(Stored data)
-- start --

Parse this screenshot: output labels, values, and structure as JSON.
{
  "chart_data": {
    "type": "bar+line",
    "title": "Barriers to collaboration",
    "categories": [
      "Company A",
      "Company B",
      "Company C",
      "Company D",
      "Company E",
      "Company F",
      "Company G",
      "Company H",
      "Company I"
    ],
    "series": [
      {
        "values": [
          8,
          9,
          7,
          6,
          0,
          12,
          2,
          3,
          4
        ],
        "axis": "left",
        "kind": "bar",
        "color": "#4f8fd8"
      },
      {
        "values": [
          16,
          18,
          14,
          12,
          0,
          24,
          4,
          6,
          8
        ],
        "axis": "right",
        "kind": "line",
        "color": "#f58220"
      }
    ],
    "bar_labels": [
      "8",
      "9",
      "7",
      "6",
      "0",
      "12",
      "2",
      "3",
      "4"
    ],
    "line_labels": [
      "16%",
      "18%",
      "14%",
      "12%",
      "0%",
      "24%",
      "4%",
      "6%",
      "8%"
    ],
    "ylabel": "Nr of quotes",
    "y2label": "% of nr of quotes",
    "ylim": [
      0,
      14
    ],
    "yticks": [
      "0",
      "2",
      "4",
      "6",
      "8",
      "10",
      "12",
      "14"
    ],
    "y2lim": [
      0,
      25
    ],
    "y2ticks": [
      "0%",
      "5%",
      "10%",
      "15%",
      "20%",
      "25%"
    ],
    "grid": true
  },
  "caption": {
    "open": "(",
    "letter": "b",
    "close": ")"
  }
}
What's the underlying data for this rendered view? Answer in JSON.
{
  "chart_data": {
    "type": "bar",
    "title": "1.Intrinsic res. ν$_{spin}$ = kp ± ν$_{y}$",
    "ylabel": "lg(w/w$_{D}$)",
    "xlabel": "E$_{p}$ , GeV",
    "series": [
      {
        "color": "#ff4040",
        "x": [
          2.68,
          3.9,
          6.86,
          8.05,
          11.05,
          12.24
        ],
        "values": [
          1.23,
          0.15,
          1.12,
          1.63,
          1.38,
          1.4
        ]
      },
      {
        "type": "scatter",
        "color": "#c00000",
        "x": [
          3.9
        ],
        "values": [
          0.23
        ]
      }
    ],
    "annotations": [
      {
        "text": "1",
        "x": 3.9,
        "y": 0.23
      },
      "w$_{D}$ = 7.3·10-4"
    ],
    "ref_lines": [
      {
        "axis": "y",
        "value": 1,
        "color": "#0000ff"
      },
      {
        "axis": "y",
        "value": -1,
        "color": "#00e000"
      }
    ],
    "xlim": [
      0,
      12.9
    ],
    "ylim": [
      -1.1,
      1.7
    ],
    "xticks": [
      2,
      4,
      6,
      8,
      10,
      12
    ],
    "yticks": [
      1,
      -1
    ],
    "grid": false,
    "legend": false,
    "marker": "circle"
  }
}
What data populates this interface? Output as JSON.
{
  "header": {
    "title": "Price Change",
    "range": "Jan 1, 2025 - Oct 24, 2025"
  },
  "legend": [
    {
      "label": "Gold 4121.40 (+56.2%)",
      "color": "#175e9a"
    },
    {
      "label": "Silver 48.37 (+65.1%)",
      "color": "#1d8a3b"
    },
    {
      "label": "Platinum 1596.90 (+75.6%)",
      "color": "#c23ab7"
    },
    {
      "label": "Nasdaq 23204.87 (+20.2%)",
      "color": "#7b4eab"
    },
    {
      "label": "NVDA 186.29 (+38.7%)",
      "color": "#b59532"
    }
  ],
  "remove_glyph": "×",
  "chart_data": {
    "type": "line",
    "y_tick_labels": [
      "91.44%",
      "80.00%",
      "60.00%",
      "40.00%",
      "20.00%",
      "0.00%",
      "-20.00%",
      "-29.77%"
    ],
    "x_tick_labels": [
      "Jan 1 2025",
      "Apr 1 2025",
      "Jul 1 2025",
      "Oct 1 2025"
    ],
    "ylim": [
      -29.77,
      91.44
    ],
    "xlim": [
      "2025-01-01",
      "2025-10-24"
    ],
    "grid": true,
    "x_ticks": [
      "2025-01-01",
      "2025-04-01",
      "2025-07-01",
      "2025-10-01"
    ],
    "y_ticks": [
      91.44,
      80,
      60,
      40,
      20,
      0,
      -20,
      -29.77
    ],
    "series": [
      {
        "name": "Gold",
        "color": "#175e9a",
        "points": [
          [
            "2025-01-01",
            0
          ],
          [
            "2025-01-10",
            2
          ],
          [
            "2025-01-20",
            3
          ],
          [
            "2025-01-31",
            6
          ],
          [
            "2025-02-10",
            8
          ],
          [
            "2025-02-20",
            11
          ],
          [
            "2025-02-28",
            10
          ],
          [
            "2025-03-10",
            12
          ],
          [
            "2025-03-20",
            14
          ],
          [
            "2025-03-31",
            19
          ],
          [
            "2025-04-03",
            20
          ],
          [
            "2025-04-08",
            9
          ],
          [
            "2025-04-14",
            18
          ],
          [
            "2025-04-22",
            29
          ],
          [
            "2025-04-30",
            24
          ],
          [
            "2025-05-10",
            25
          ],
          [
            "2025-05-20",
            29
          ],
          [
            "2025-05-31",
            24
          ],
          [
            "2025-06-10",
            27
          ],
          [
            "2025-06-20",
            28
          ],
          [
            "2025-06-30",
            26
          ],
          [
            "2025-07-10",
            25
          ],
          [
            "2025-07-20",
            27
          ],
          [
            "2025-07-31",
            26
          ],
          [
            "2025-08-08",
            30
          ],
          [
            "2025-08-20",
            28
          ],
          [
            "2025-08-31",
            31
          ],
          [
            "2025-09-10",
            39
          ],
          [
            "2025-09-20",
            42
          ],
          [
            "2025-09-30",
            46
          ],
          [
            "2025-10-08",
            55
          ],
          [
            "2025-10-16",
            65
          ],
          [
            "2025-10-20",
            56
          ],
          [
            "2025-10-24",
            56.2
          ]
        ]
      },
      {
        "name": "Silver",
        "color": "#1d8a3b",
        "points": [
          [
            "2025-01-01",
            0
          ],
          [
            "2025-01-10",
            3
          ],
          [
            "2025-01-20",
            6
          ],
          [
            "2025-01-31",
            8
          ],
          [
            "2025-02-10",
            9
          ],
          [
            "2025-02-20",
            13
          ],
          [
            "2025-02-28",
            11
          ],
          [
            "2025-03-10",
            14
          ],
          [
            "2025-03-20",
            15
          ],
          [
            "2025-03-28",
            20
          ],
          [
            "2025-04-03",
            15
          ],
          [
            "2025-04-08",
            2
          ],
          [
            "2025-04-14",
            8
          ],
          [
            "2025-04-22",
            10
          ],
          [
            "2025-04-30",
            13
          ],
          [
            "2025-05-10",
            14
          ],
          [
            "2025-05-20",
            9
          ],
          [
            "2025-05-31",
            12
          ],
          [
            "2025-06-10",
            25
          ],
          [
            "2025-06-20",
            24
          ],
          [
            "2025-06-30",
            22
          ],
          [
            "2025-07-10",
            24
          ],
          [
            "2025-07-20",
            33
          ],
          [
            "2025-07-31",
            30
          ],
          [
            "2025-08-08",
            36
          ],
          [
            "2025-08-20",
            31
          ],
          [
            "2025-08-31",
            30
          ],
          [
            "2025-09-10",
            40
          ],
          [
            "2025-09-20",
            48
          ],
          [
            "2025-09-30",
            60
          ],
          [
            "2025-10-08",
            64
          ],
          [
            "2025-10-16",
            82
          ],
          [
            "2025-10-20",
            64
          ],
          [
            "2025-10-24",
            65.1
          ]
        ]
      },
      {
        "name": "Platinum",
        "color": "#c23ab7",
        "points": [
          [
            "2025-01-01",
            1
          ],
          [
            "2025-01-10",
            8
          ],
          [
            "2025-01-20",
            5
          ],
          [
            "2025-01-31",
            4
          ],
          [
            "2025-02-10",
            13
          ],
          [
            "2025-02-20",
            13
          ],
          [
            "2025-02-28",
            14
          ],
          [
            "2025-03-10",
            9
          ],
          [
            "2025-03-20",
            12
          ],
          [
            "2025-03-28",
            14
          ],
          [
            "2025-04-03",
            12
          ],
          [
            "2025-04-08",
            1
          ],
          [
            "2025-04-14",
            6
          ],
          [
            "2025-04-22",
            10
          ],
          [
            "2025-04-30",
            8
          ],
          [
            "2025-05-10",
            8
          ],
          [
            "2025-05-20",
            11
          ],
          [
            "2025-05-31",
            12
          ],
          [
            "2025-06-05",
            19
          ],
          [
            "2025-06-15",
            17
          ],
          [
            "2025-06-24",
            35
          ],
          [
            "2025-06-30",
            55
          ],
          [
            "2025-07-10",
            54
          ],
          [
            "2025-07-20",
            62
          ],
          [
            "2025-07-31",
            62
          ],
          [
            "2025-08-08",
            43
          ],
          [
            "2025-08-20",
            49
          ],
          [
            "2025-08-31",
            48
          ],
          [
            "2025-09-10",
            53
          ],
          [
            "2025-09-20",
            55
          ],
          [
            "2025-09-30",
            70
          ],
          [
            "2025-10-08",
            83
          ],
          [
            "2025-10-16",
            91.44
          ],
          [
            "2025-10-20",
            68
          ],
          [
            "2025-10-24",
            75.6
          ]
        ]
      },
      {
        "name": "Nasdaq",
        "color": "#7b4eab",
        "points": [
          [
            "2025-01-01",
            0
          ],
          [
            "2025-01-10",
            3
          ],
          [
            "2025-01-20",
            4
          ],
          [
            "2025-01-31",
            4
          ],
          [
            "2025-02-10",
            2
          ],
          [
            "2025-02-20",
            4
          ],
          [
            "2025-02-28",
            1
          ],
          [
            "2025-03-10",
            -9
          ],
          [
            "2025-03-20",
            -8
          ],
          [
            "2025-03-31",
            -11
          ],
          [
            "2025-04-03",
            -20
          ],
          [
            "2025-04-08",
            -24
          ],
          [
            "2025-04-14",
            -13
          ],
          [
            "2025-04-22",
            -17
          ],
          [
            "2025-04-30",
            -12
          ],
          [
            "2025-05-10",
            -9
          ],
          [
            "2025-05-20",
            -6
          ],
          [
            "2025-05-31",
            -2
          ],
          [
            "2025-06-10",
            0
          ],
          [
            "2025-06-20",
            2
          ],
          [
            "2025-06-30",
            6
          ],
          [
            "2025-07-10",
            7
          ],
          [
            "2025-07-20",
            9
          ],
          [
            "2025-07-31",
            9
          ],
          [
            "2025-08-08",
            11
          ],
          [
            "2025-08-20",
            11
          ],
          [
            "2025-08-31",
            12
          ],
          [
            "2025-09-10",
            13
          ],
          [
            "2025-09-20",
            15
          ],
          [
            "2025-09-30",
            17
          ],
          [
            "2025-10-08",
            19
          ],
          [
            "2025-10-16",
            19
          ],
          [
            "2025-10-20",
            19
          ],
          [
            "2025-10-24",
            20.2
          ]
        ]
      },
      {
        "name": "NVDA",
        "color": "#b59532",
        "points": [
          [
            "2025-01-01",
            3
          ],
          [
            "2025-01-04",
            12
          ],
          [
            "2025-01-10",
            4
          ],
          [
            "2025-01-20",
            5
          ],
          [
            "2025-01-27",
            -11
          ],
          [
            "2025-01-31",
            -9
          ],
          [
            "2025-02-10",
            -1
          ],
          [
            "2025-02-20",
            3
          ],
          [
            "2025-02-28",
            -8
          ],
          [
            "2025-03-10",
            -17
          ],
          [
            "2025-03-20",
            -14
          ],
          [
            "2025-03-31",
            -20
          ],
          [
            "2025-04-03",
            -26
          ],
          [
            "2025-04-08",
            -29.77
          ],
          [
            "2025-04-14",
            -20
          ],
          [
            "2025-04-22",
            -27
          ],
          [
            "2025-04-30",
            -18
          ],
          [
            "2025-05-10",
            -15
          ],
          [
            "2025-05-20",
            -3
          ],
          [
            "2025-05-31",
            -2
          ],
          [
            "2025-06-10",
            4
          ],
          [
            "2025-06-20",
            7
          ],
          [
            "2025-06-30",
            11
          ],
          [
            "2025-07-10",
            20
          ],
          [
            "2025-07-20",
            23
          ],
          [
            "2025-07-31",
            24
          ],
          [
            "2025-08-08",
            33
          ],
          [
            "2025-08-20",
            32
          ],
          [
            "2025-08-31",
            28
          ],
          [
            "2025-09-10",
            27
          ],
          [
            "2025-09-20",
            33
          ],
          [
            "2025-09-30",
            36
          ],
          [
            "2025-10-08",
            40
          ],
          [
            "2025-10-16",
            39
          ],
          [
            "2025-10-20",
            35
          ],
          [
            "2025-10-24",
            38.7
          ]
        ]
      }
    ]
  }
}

-- end --

Find the word "quotes" and list each line it appears in.

    "ylabel": "Nr of quotes",
    "y2label": "% of nr of quotes",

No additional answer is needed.